## TASK OBJECTIVE
Present each line of the entries below that holds the word "在市公安局召开专家评审会".

## DATA LISTING
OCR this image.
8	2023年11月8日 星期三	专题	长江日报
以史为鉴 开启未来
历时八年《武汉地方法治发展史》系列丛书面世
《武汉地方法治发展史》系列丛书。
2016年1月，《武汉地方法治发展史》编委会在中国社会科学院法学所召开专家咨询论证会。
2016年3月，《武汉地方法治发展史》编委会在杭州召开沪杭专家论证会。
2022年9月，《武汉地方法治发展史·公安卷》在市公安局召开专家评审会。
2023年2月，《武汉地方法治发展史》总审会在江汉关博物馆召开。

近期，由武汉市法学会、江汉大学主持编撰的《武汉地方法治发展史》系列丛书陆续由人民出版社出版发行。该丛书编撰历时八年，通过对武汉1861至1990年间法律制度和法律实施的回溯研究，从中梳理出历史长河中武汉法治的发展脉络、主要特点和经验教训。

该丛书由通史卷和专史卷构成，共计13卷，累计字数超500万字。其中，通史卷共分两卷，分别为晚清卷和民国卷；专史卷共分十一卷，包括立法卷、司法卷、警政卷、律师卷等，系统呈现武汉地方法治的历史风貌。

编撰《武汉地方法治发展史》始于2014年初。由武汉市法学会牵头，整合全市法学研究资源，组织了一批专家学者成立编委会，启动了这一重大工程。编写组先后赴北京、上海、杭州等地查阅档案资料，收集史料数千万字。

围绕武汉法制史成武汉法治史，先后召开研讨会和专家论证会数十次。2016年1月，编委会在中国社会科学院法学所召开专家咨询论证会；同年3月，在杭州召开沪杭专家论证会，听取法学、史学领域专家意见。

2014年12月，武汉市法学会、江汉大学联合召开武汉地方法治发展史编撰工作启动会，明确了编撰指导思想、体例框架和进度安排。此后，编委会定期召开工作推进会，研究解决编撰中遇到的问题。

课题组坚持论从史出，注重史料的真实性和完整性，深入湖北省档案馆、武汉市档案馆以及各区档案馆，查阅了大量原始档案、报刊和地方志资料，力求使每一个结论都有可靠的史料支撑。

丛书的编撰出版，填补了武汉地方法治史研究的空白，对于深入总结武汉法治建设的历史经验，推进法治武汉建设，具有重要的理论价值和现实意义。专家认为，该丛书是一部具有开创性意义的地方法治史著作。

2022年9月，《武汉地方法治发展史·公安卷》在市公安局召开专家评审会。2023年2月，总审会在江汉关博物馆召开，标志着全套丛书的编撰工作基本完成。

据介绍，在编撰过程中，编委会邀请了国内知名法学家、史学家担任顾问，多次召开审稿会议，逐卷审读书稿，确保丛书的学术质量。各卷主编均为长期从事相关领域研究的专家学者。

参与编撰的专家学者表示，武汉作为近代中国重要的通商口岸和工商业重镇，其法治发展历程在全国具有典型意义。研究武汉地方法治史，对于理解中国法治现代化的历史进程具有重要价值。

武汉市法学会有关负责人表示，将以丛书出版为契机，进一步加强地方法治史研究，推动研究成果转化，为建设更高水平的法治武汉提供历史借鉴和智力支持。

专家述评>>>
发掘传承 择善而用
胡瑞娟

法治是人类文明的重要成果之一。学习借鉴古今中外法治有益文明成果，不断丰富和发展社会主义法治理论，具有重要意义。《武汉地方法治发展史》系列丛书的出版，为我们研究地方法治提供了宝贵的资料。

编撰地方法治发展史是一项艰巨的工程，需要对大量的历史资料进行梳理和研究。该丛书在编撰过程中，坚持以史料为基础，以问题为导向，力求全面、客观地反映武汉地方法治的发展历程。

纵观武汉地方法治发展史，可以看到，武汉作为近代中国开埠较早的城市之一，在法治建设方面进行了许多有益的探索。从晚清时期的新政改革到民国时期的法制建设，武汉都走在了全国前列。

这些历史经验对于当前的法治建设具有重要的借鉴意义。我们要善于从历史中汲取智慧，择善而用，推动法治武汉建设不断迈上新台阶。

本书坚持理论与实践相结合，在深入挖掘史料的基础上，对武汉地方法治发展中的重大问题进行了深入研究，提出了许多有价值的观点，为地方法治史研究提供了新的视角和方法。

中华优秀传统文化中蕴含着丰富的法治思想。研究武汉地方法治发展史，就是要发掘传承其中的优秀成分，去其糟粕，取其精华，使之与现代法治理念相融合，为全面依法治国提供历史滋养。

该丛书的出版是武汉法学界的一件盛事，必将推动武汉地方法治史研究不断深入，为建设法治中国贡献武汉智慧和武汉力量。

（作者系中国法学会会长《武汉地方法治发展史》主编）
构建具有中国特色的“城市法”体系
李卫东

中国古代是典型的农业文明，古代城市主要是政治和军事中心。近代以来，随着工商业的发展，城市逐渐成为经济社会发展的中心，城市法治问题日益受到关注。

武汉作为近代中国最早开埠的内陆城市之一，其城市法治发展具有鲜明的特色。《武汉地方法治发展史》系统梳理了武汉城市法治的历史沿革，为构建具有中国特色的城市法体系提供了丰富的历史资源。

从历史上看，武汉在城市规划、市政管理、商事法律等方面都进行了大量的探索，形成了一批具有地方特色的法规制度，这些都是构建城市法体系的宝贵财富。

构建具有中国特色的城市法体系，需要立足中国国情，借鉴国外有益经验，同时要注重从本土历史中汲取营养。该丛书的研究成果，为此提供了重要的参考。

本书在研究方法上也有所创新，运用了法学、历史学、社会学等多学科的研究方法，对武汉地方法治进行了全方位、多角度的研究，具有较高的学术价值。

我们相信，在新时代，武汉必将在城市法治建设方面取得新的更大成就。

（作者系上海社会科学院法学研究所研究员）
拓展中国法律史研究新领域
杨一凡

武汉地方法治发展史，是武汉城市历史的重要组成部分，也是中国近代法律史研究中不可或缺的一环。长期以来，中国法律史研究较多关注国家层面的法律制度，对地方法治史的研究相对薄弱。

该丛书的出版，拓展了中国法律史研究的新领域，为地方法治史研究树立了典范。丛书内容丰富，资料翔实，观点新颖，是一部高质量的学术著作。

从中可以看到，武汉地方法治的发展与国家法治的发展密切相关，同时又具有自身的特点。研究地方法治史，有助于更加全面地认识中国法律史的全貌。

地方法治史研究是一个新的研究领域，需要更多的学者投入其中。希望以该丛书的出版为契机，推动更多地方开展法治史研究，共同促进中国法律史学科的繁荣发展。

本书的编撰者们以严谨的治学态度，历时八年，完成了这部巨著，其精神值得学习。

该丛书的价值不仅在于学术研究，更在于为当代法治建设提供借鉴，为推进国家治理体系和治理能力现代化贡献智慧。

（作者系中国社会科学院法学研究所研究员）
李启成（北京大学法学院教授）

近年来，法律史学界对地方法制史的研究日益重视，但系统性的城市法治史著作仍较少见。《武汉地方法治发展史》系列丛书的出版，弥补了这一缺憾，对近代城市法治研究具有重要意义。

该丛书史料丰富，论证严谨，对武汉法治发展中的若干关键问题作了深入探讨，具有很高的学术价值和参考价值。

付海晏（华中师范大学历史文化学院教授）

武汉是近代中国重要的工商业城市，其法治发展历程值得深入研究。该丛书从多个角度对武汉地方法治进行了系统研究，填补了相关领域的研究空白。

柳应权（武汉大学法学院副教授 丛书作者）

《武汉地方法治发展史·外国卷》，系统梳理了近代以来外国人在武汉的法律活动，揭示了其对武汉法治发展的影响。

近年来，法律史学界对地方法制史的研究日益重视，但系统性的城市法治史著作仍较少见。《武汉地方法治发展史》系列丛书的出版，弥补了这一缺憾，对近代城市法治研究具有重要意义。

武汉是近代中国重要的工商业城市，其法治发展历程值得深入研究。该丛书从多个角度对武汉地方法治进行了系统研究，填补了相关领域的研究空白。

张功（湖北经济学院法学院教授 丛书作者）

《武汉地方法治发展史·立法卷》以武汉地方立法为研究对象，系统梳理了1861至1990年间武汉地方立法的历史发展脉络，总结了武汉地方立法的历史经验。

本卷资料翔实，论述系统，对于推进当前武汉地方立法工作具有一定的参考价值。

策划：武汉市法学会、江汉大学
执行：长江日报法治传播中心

## FULL RESPONSE
2022年9月，《武汉地方法治发展史·公安卷》在市公安局召开专家评审会。
2022年9月，《武汉地方法治发展史·公安卷》在市公安局召开专家评审会。2023年2月，总审会在江汉关博物馆召开，标志着全套丛书的编撰工作基本完成。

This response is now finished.